Excerpted text
▬▬▬▬▬▬▬▬▬▬

# Cockatiel and Dog Bonding Help



## mlj722 (Feb 19, 2017)

Hello!

I have my 4 month old 'tiel Enzo at home along with my Lhasa Apso Poodle mixed dog Scrappy who has recently went into his early teen years. Despite Enzo having been at my home for almost three months now, the relationship between him and my dog is a negative one and I'm unsure of how to fix it.

Now, before I begin, nothing bad has happened between either of them to make them hate one another. My dog is the sweetest dog that I have ever met (he's never growled once in his entire life) and he has not pounced towards, barked, nor growled at the bird in any way. Enzo, however, has done things towards Scrappy. Enzo constantly hisses whenever the dog grows near on the couch, or when the dog is lying on my lap wanting attention. Enzo has leapt towards Scrappy and has even bitten on his ear. (Scrappy did not whine when this occurred, so I assume it didn't hurt him). Enzo will also open and shake his beak at the dog as well when he is lying on me sometimes.

Could it be that jealously is what is causing this aggression? I ask this because the first week that my bird came home, the dog and Enzo both showed obvious signs of trying to show the other who was dominate over me since for the first week, they wouldn't allow one of them to be on me without the other being so. If Enzo was on my shoulder, my dog had to be lying on my lap and would whine to get my attention. This has stopped over time, although my dog will try and follow me wherever I go with the bird to try and be in the same room with us.

I've tried to help them bond by trying to allow Scrappy to smell Enzo (since that's what he's always trying to do) but Enzo will always freak out when he gets too close and will flap his wings and try to fly up to my shoulder which in turn scares the dog. 

Is there anything I can do to help build their bond?


----------



## thewandererw (Aug 22, 2011)

▬▬▬▬▬▬▬▬▬▬

Data records
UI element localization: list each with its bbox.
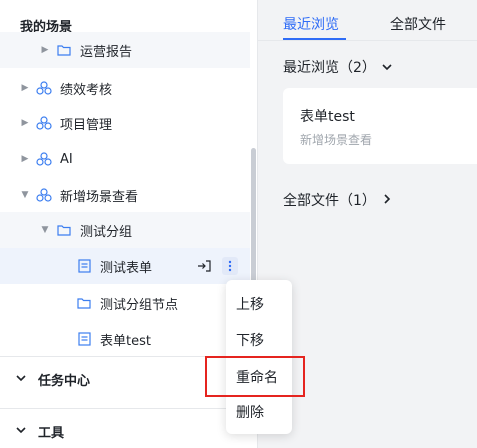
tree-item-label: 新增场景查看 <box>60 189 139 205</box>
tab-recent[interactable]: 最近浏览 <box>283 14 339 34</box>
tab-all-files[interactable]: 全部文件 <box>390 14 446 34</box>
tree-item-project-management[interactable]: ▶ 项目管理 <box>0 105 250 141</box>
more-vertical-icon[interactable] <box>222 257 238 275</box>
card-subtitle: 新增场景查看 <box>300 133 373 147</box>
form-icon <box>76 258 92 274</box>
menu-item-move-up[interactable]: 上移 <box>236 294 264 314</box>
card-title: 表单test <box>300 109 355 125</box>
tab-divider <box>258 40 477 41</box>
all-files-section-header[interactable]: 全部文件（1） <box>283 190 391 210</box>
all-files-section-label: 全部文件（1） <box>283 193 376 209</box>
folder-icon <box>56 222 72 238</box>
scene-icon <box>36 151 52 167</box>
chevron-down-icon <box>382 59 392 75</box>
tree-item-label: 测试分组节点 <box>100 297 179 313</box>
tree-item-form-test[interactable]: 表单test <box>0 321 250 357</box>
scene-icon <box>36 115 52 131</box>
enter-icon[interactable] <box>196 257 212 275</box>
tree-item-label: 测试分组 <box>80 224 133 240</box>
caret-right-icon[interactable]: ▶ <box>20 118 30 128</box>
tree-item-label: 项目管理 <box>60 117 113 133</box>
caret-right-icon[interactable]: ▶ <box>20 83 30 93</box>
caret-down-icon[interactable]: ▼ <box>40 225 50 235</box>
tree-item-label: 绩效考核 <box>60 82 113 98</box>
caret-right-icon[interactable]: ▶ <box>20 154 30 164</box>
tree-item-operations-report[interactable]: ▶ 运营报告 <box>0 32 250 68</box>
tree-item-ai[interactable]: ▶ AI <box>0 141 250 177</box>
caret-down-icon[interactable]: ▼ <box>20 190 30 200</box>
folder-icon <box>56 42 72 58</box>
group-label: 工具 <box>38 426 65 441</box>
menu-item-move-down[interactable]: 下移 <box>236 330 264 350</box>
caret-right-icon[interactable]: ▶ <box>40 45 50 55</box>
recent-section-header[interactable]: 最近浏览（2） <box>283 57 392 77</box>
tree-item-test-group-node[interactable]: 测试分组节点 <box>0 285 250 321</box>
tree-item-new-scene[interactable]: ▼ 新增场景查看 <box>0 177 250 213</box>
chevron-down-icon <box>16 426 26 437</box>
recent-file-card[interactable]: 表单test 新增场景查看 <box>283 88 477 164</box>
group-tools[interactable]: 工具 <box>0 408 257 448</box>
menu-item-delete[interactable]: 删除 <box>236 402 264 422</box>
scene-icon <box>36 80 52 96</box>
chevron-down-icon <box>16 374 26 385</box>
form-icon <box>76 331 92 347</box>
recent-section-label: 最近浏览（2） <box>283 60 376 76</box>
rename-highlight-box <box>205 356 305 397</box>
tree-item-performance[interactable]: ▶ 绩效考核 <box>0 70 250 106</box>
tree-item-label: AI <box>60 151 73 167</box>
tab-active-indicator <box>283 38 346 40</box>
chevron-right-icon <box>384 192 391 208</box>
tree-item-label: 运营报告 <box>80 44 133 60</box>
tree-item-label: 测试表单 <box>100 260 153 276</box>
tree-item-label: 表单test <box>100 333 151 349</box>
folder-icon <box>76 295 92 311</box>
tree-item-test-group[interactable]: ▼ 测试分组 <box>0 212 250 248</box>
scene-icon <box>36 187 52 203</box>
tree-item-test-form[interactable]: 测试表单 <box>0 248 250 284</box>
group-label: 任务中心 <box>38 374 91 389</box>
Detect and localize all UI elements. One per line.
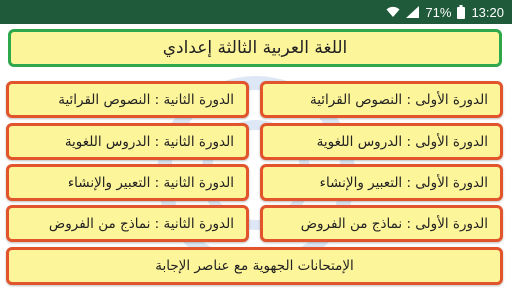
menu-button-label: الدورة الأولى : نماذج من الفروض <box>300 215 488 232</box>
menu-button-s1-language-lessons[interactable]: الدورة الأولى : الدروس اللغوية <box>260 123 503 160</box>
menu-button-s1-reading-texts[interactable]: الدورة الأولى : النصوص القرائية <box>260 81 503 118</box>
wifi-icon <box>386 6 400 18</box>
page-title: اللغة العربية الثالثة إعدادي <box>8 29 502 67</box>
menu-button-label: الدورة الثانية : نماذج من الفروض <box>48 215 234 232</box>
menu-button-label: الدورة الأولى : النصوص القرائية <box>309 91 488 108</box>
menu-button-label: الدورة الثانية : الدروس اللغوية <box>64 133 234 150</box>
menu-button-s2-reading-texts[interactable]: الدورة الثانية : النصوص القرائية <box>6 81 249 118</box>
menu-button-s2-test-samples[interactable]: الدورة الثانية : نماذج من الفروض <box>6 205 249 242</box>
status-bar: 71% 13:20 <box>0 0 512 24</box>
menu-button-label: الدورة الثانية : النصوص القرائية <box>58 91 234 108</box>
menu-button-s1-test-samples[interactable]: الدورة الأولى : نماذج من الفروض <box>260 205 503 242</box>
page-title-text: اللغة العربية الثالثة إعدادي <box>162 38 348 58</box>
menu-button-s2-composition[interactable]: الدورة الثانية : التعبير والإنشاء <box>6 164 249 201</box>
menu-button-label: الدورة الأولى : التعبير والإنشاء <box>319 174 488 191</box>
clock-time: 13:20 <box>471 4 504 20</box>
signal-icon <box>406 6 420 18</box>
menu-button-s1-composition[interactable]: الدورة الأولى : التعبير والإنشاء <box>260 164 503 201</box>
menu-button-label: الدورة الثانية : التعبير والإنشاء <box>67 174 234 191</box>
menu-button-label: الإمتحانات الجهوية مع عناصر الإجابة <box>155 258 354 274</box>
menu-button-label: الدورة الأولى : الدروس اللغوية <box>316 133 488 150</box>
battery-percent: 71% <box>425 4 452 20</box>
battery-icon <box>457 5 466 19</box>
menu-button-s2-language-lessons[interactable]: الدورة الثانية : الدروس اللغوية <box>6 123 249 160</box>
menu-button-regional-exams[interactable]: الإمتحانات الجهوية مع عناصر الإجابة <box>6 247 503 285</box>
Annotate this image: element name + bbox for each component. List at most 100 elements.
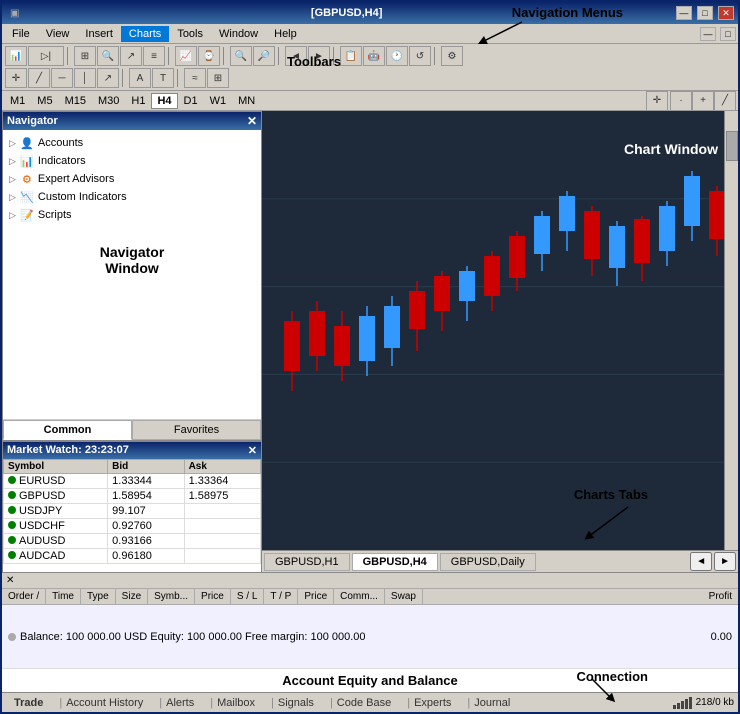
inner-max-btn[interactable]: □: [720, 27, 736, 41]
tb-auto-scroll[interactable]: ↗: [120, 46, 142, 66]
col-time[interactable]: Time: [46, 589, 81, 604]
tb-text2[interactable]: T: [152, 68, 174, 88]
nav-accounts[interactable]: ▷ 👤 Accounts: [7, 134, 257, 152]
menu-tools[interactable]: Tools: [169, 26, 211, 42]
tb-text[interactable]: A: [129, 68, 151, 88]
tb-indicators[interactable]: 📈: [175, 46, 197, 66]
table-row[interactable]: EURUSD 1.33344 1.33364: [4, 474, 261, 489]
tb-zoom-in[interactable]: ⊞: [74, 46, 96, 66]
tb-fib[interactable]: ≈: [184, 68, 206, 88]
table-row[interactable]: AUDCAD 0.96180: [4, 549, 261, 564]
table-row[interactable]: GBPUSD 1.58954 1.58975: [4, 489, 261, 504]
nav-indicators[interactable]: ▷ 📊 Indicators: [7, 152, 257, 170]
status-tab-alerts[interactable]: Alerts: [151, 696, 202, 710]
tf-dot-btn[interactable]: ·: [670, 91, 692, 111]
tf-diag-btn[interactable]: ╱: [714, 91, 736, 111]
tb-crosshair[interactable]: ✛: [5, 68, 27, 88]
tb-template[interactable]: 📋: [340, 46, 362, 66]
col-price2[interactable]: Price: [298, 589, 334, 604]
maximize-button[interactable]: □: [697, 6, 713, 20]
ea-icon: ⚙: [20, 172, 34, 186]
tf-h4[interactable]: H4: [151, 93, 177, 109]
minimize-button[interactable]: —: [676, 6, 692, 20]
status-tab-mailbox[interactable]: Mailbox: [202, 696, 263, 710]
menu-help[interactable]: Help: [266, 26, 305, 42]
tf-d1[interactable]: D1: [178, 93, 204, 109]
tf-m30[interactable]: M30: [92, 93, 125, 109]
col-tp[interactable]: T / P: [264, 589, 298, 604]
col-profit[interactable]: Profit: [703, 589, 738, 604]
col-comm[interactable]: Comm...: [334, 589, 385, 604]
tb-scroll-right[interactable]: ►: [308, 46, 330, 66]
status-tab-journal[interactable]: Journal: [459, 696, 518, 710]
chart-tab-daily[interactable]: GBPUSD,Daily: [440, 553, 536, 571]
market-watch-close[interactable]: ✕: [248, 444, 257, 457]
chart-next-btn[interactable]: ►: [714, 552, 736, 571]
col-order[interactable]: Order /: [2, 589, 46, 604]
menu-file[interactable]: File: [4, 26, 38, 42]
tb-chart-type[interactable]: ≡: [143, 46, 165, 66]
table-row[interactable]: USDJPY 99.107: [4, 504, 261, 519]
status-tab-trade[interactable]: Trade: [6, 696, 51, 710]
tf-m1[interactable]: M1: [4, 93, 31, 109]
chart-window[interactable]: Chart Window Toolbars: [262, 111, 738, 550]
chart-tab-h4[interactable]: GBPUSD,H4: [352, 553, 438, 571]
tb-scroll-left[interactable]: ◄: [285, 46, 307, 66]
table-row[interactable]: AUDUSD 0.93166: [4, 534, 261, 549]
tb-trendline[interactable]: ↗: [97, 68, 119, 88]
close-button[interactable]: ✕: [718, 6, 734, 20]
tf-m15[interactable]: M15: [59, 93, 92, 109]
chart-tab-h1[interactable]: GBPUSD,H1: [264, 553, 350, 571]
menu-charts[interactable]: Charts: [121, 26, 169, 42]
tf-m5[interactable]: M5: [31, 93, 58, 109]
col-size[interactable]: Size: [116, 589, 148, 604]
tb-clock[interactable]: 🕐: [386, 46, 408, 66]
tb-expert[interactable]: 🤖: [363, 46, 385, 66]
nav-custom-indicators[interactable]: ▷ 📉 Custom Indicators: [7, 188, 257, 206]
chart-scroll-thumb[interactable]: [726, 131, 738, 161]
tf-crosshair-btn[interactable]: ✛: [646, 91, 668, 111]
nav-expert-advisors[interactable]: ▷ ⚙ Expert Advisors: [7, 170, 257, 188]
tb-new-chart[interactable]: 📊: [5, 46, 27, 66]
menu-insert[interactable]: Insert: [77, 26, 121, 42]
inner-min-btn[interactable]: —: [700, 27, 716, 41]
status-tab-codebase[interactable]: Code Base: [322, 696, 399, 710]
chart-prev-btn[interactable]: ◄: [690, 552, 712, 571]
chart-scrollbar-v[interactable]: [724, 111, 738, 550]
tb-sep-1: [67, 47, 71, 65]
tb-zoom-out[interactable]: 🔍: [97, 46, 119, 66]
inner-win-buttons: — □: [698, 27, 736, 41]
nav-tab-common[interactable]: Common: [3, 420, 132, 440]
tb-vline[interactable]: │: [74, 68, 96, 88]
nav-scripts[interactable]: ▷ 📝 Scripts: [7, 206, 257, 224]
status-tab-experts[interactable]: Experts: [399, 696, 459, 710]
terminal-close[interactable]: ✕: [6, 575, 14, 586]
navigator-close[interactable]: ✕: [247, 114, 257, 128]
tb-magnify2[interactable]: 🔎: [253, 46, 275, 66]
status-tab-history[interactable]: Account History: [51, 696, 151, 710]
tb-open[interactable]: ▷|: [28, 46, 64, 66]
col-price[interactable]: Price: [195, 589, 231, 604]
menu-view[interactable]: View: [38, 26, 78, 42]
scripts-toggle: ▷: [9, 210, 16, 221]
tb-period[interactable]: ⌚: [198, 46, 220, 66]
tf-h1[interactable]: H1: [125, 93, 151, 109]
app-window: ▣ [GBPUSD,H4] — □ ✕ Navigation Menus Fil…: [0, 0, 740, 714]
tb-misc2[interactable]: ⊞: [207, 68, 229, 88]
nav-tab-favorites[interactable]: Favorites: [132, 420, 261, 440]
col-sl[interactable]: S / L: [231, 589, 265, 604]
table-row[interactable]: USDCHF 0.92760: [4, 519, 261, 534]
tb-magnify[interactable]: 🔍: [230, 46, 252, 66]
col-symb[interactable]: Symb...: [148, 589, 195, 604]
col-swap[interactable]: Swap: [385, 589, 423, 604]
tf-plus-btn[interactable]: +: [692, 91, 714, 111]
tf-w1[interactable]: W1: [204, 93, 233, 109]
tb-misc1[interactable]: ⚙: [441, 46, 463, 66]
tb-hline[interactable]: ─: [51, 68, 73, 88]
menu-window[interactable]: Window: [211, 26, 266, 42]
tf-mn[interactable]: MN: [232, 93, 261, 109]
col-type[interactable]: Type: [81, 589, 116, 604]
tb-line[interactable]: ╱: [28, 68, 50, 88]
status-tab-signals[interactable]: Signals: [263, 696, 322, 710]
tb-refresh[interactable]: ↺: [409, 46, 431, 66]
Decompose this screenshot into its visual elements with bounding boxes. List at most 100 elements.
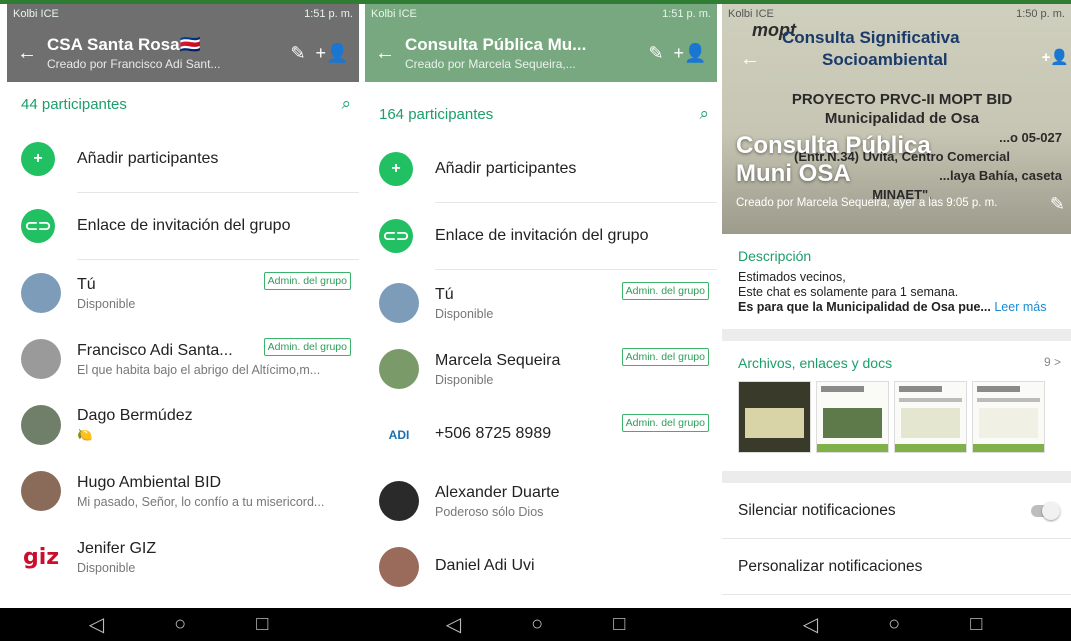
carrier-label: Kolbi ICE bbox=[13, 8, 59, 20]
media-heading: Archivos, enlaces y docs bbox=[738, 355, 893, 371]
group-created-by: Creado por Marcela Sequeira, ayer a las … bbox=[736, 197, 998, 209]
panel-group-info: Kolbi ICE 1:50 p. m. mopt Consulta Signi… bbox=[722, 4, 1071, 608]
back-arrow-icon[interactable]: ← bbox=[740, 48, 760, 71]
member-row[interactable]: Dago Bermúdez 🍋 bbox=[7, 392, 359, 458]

▬▬▬▬▬▬▬▬▬▬

Problem statement
Copy word for word the passage of the cockatiel and dog thread that begins at the words "Could it be" and stops after "(Aug 22, 2011)".

Answer
Could it be that jealously is what is causing this aggression? I ask this because the first week that my bird came home, the dog and Enzo both showed obvious signs of trying to show the other who was dominate over me since for the first week, they wouldn't allow one of them to be on me without the other being so. If Enzo was on my shoulder, my dog had to be lying on my lap and would whine to get my attention. This has stopped over time, although my dog will try and follow me wherever I go with the bird to try and be in the same room with us.

I've tried to help them bond by trying to allow Scrappy to smell Enzo (since that's what he's always trying to do) but Enzo will always freak out when he gets too close and will flap his wings and try to fly up to my shoulder which in turn scares the dog. 

Is there anything I can do to help build their bond?


----------



## thewandererw (Aug 22, 2011)